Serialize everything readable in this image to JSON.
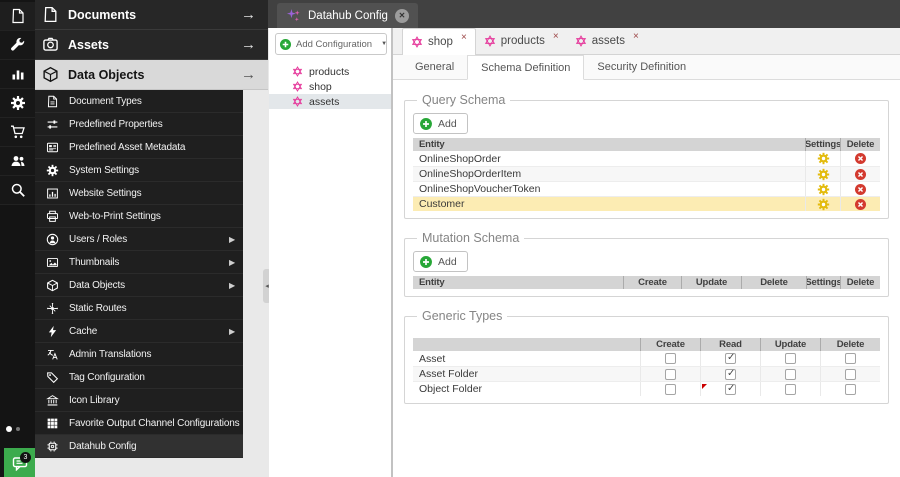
{
  "icon_bar": {
    "items": [
      {
        "icon": "file"
      },
      {
        "icon": "wrench"
      },
      {
        "icon": "chart"
      },
      {
        "icon": "gear"
      },
      {
        "icon": "cart"
      },
      {
        "icon": "users"
      },
      {
        "icon": "search"
      }
    ],
    "chat_badge": "3"
  },
  "sidebar": {
    "headers": [
      {
        "label": "Documents",
        "icon": "file",
        "active": false
      },
      {
        "label": "Assets",
        "icon": "camera",
        "active": false
      },
      {
        "label": "Data Objects",
        "icon": "cube",
        "active": true
      }
    ],
    "items": [
      {
        "label": "Document Types",
        "icon": "doc"
      },
      {
        "label": "Predefined Properties",
        "icon": "sliders"
      },
      {
        "label": "Predefined Asset Metadata",
        "icon": "metadata"
      },
      {
        "label": "System Settings",
        "icon": "gear"
      },
      {
        "label": "Website Settings",
        "icon": "website"
      },
      {
        "label": "Web-to-Print Settings",
        "icon": "printer"
      },
      {
        "label": "Users / Roles",
        "icon": "user-circle",
        "submenu": true
      },
      {
        "label": "Thumbnails",
        "icon": "image",
        "submenu": true
      },
      {
        "label": "Data Objects",
        "icon": "cube",
        "submenu": true
      },
      {
        "label": "Static Routes",
        "icon": "hub"
      },
      {
        "label": "Cache",
        "icon": "bolt",
        "submenu": true
      },
      {
        "label": "Admin Translations",
        "icon": "translate"
      },
      {
        "label": "Tag Configuration",
        "icon": "tag"
      },
      {
        "label": "Icon Library",
        "icon": "bank"
      },
      {
        "label": "Favorite Output Channel Configurations",
        "icon": "grid"
      },
      {
        "label": "Datahub Config",
        "icon": "chip",
        "active": true
      }
    ]
  },
  "window_tab": {
    "title": "Datahub Config"
  },
  "config_panel": {
    "add_button": "Add Configuration",
    "items": [
      {
        "label": "products",
        "selected": false
      },
      {
        "label": "shop",
        "selected": false
      },
      {
        "label": "assets",
        "selected": true
      }
    ]
  },
  "main": {
    "tabs": [
      {
        "label": "shop",
        "active": true
      },
      {
        "label": "products",
        "active": false
      },
      {
        "label": "assets",
        "active": false
      }
    ],
    "subtabs": [
      {
        "label": "General",
        "active": false
      },
      {
        "label": "Schema Definition",
        "active": true
      },
      {
        "label": "Security Definition",
        "active": false
      }
    ],
    "query_schema": {
      "legend": "Query Schema",
      "add_label": "Add",
      "columns": [
        "Entity",
        "Settings",
        "Delete"
      ],
      "rows": [
        {
          "entity": "OnlineShopOrder",
          "selected": false
        },
        {
          "entity": "OnlineShopOrderItem",
          "selected": false
        },
        {
          "entity": "OnlineShopVoucherToken",
          "selected": false
        },
        {
          "entity": "Customer",
          "selected": true
        }
      ]
    },
    "mutation_schema": {
      "legend": "Mutation Schema",
      "add_label": "Add",
      "columns": [
        "Entity",
        "Create",
        "Update",
        "Delete",
        "Settings",
        "Delete"
      ],
      "rows": []
    },
    "generic_types": {
      "legend": "Generic Types",
      "columns": [
        "",
        "Create",
        "Read",
        "Update",
        "Delete"
      ],
      "rows": [
        {
          "label": "Asset",
          "create": false,
          "read": true,
          "update": false,
          "delete": false,
          "dirty": false
        },
        {
          "label": "Asset Folder",
          "create": false,
          "read": true,
          "update": false,
          "delete": false,
          "dirty": false
        },
        {
          "label": "Object Folder",
          "create": false,
          "read": true,
          "update": false,
          "delete": false,
          "dirty": true
        }
      ]
    }
  },
  "colors": {
    "accent_pink": "#e5399b",
    "accent_green": "#27a737",
    "selection_yellow": "#fcecb3",
    "delete_red": "#d33a2f",
    "settings_yellow": "#e8c412"
  }
}
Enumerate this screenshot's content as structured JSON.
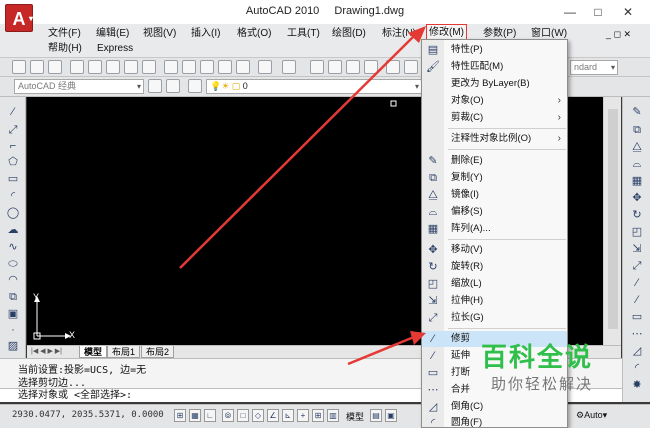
{
  "titlebar": {
    "app_name": "AutoCAD 2010",
    "doc_name": "Drawing1.dwg",
    "logo": "A",
    "controls": {
      "minimize": "—",
      "maximize": "□",
      "close": "✕"
    }
  },
  "menubar": {
    "items": [
      {
        "label": "文件(F)"
      },
      {
        "label": "编辑(E)"
      },
      {
        "label": "视图(V)"
      },
      {
        "label": "插入(I)"
      },
      {
        "label": "格式(O)"
      },
      {
        "label": "工具(T)"
      },
      {
        "label": "绘图(D)"
      },
      {
        "label": "标注(N)"
      },
      {
        "label": "修改(M)"
      },
      {
        "label": "参数(P)"
      },
      {
        "label": "窗口(W)"
      }
    ],
    "row2": [
      {
        "label": "帮助(H)"
      },
      {
        "label": "Express"
      }
    ],
    "doc_controls": "_ ◻ ✕"
  },
  "toolbar": {
    "style_combo": "ndard",
    "workspace_combo": "AutoCAD 经典",
    "layer_combo": "0"
  },
  "dropdown": {
    "items": [
      {
        "label": "特性(P)",
        "icon": "properties-icon",
        "glyph": "▤"
      },
      {
        "label": "特性匹配(M)",
        "icon": "match-properties-icon",
        "glyph": "🖌"
      },
      {
        "label": "更改为 ByLayer(B)",
        "icon": "",
        "glyph": ""
      },
      {
        "label": "对象(O)",
        "icon": "",
        "glyph": "",
        "submenu": "›"
      },
      {
        "label": "剪裁(C)",
        "icon": "",
        "glyph": "",
        "submenu": "›"
      },
      {
        "label": "注释性对象比例(O)",
        "icon": "",
        "glyph": "",
        "submenu": "›"
      },
      {
        "label": "删除(E)",
        "icon": "erase-icon",
        "glyph": "✎"
      },
      {
        "label": "复制(Y)",
        "icon": "copy-icon",
        "glyph": "⧉"
      },
      {
        "label": "镜像(I)",
        "icon": "mirror-icon",
        "glyph": "⧋"
      },
      {
        "label": "偏移(S)",
        "icon": "offset-icon",
        "glyph": "⌓"
      },
      {
        "label": "阵列(A)...",
        "icon": "array-icon",
        "glyph": "▦"
      },
      {
        "label": "移动(V)",
        "icon": "move-icon",
        "glyph": "✥"
      },
      {
        "label": "旋转(R)",
        "icon": "rotate-icon",
        "glyph": "↻"
      },
      {
        "label": "缩放(L)",
        "icon": "scale-icon",
        "glyph": "◰"
      },
      {
        "label": "拉伸(H)",
        "icon": "stretch-icon",
        "glyph": "⇲"
      },
      {
        "label": "拉长(G)",
        "icon": "lengthen-icon",
        "glyph": "⤢"
      },
      {
        "label": "修剪",
        "icon": "trim-icon",
        "glyph": "⁄"
      },
      {
        "label": "延伸",
        "icon": "extend-icon",
        "glyph": "⁄"
      },
      {
        "label": "打断",
        "icon": "break-icon",
        "glyph": "▭"
      },
      {
        "label": "合并",
        "icon": "join-icon",
        "glyph": "⋯"
      },
      {
        "label": "倒角(C)",
        "icon": "chamfer-icon",
        "glyph": "◿"
      },
      {
        "label": "圆角(F)",
        "icon": "fillet-icon",
        "glyph": "◜"
      }
    ]
  },
  "layout_tabs": {
    "nav": "|◀ ◀ ▶ ▶|",
    "tabs": [
      {
        "label": "模型"
      },
      {
        "label": "布局1"
      },
      {
        "label": "布局2"
      }
    ]
  },
  "axis": {
    "x_label": "X",
    "y_label": "Y"
  },
  "command": {
    "history": [
      "当前设置:投影=UCS, 边=无",
      "选择剪切边..."
    ],
    "prompt": "选择对象或 <全部选择>:"
  },
  "status": {
    "coordinates": "2930.0477, 2035.5371, 0.0000",
    "model_label": "模型",
    "auto_label": "Auto"
  },
  "watermark": {
    "title": "百科全说",
    "subtitle": "助你轻松解决"
  },
  "colors": {
    "accent_red": "#e53935",
    "canvas": "#000000",
    "watermark_green": "#2fbf4a"
  }
}
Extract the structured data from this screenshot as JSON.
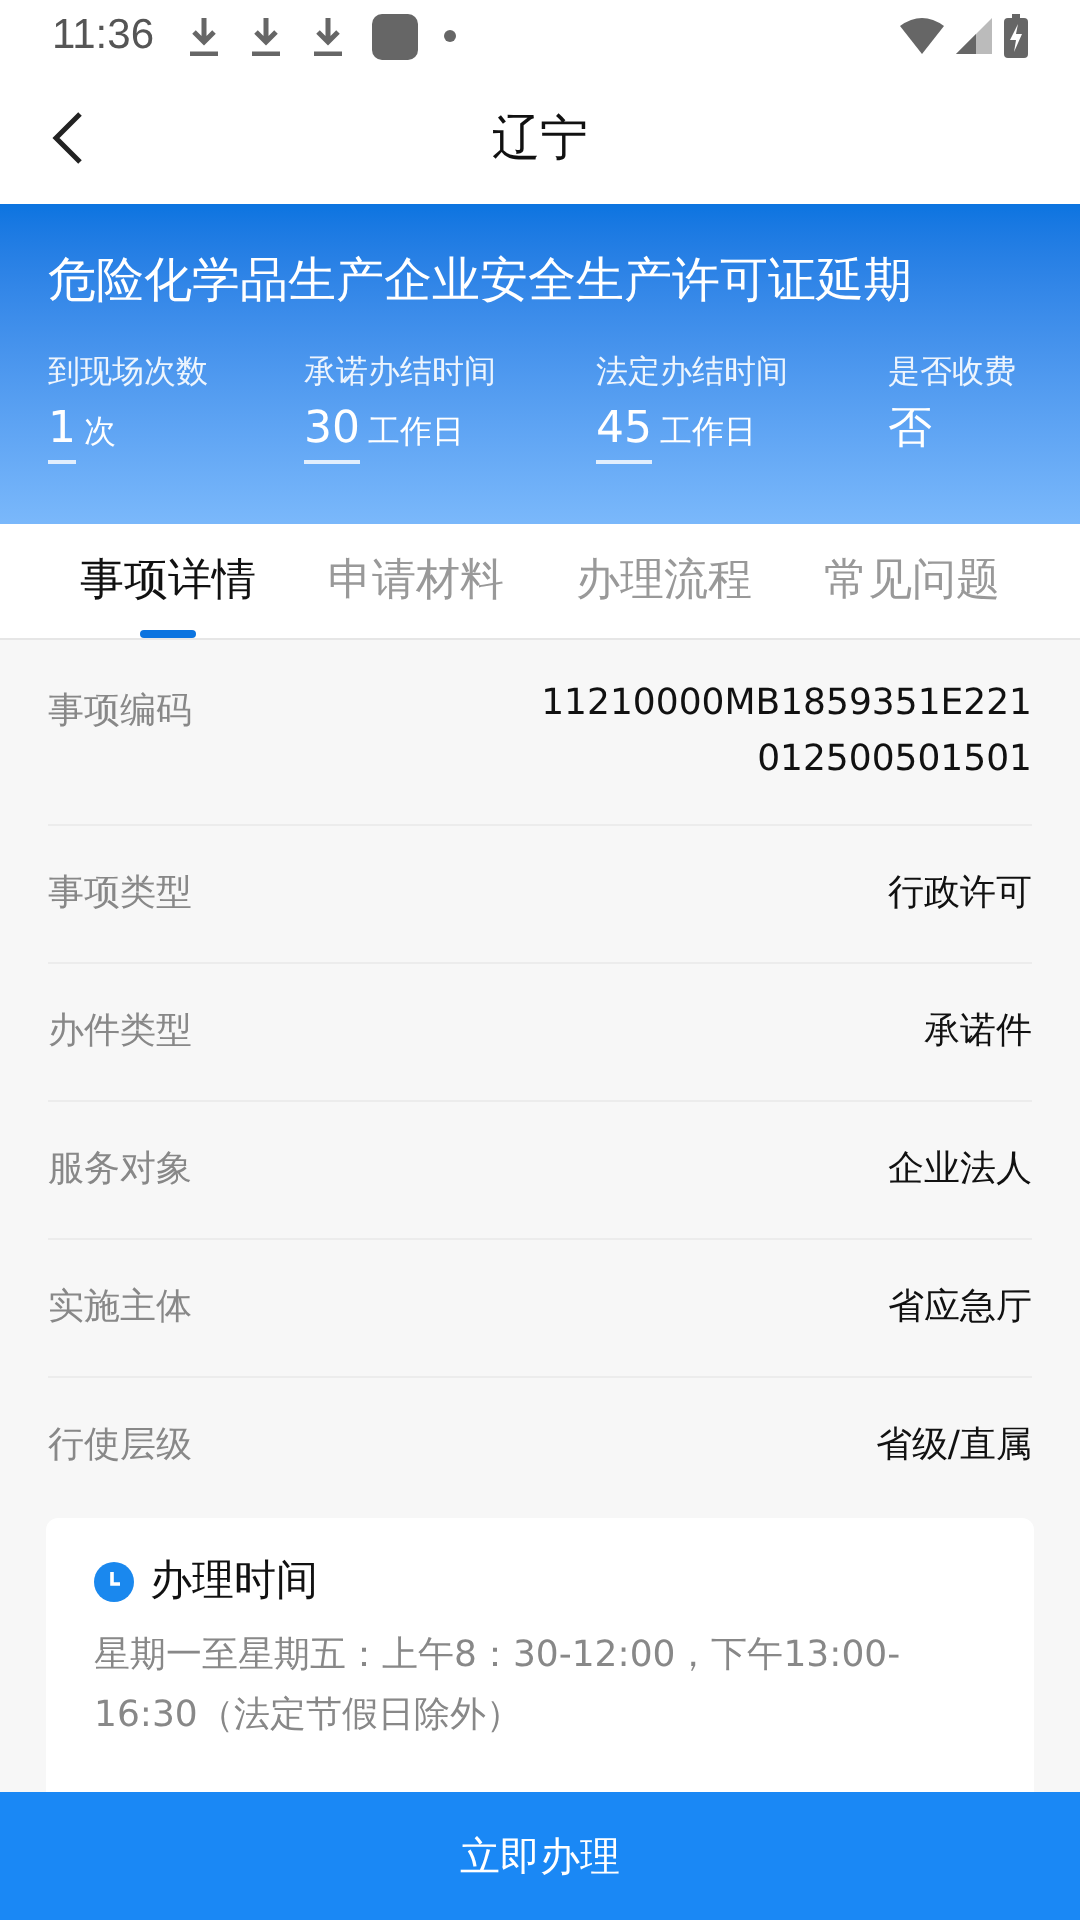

• [Aim of the task]: Read the data above. Pull out each line in which the string "Predefined" appears.

• [Answer below]:
        "label": "Predefined Properties",
        "label": "Predefined Asset Metadata",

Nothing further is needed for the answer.